▶ _What is expected_
Extract all lines that hold the string "title".

▶ _Dataset excerpts_
════════════════

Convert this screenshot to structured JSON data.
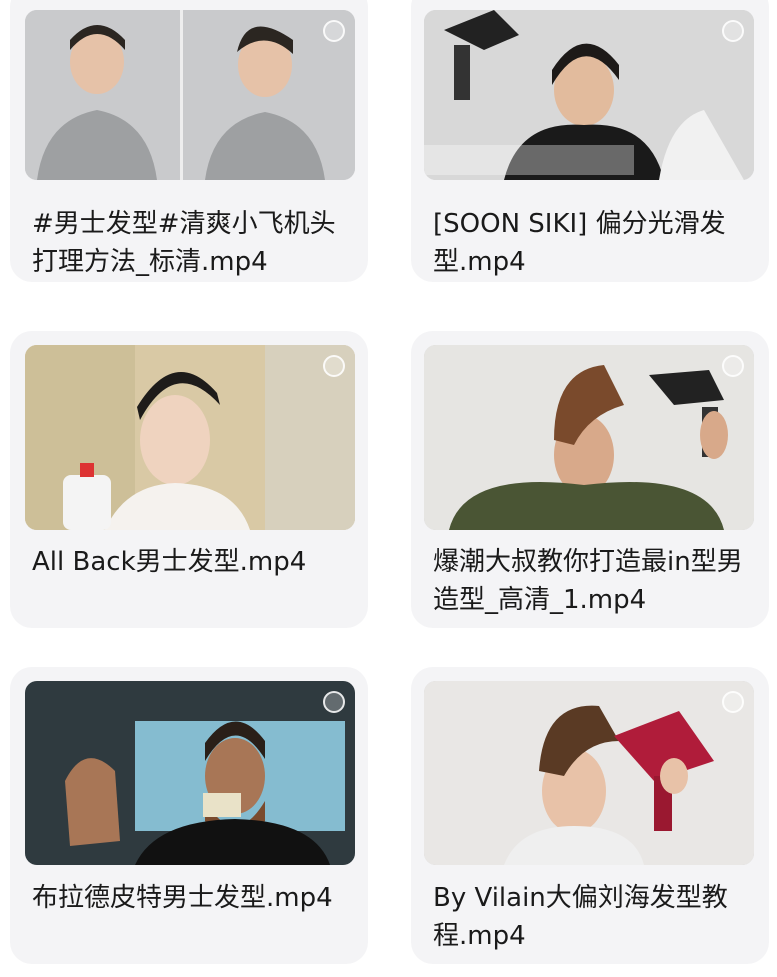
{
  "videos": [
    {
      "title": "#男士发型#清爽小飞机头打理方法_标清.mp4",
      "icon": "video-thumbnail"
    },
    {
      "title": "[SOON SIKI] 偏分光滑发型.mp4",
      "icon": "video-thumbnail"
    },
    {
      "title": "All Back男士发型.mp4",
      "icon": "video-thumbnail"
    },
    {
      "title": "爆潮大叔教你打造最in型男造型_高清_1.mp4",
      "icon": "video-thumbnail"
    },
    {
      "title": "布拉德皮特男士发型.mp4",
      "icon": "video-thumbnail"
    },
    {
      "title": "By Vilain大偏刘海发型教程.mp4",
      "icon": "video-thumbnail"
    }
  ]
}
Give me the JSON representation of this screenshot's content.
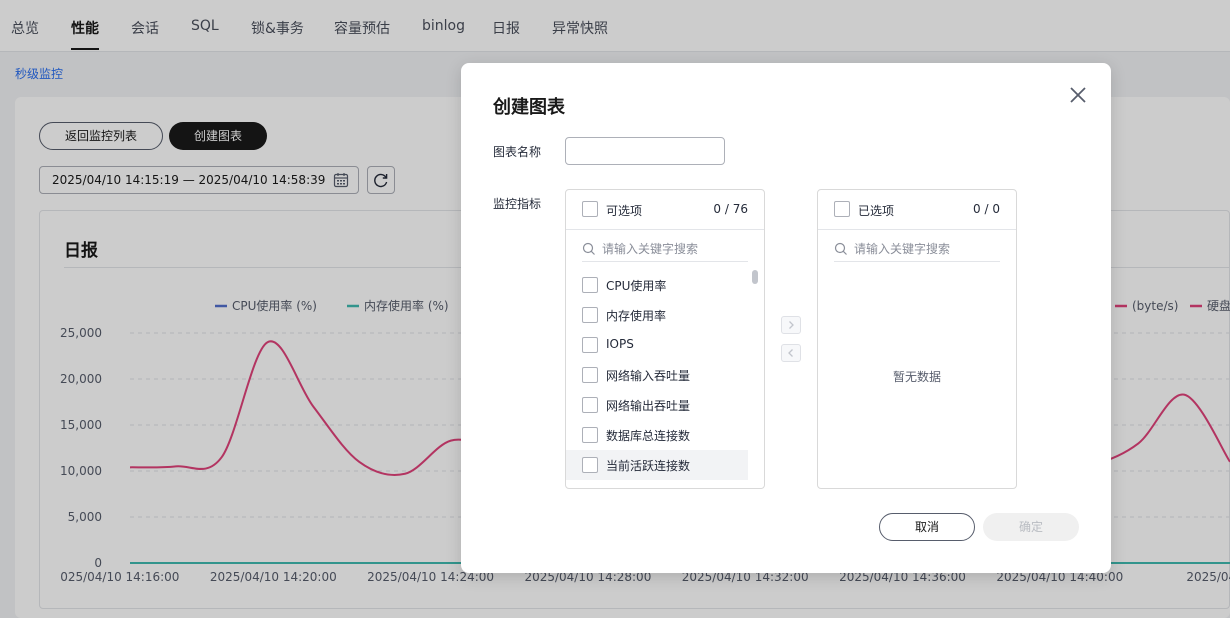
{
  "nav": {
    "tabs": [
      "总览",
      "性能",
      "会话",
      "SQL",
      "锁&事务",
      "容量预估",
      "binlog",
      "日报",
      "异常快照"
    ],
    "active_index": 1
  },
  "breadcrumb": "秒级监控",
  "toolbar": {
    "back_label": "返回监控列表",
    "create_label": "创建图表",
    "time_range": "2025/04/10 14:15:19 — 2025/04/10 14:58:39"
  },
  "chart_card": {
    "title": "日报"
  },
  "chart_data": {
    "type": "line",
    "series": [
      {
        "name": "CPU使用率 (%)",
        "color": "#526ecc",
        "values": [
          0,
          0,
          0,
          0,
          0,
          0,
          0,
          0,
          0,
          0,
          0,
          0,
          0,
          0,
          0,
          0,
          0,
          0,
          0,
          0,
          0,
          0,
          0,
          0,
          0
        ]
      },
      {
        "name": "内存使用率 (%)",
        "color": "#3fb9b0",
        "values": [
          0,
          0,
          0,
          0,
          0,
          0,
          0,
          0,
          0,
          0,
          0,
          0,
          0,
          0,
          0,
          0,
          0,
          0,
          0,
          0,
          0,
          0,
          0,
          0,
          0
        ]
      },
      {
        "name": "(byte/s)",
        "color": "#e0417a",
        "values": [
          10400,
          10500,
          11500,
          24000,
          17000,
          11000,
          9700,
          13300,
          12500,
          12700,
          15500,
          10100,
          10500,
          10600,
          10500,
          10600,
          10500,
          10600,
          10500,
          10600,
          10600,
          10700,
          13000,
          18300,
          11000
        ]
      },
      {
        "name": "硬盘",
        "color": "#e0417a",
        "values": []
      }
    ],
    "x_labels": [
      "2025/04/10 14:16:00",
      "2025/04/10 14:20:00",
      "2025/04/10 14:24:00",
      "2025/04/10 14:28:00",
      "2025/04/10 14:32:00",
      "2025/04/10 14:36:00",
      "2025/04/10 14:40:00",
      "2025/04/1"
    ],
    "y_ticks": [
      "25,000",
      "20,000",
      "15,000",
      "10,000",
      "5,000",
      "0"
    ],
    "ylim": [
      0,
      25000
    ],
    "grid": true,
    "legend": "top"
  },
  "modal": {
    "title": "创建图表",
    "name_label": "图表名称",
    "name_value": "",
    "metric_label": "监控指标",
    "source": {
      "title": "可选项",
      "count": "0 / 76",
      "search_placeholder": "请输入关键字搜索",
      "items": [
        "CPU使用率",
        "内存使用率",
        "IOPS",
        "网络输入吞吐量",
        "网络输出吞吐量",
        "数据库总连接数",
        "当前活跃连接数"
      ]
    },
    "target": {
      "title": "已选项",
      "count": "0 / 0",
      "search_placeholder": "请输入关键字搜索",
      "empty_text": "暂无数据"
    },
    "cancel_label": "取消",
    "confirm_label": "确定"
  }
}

════════════════

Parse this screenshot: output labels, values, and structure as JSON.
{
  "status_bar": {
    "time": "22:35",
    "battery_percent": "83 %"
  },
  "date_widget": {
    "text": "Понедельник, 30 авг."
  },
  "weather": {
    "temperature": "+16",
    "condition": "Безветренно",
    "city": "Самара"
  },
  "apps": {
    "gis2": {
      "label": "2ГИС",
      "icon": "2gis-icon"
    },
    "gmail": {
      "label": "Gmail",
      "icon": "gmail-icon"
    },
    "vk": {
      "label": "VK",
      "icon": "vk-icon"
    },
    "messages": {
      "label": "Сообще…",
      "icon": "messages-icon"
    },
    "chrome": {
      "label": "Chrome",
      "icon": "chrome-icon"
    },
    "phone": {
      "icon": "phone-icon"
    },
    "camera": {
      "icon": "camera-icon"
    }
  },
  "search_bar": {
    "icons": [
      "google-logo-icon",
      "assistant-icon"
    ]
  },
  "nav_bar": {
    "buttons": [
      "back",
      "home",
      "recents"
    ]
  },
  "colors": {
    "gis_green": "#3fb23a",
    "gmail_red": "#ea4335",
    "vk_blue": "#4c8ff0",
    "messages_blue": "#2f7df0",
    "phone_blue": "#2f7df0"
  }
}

════════════════

▶ _Reply to the exercise_
      "title": "#男士发型#清爽小飞机头打理方法_标清.mp4",
      "title": "[SOON SIKI] 偏分光滑发型.mp4",
      "title": "All Back男士发型.mp4",
      "title": "爆潮大叔教你打造最in型男造型_高清_1.mp4",
      "title": "布拉德皮特男士发型.mp4",
      "title": "By Vilain大偏刘海发型教程.mp4",
    "title": "日报"
    "title": "创建图表",
      "title": "可选项",
      "title": "已选项",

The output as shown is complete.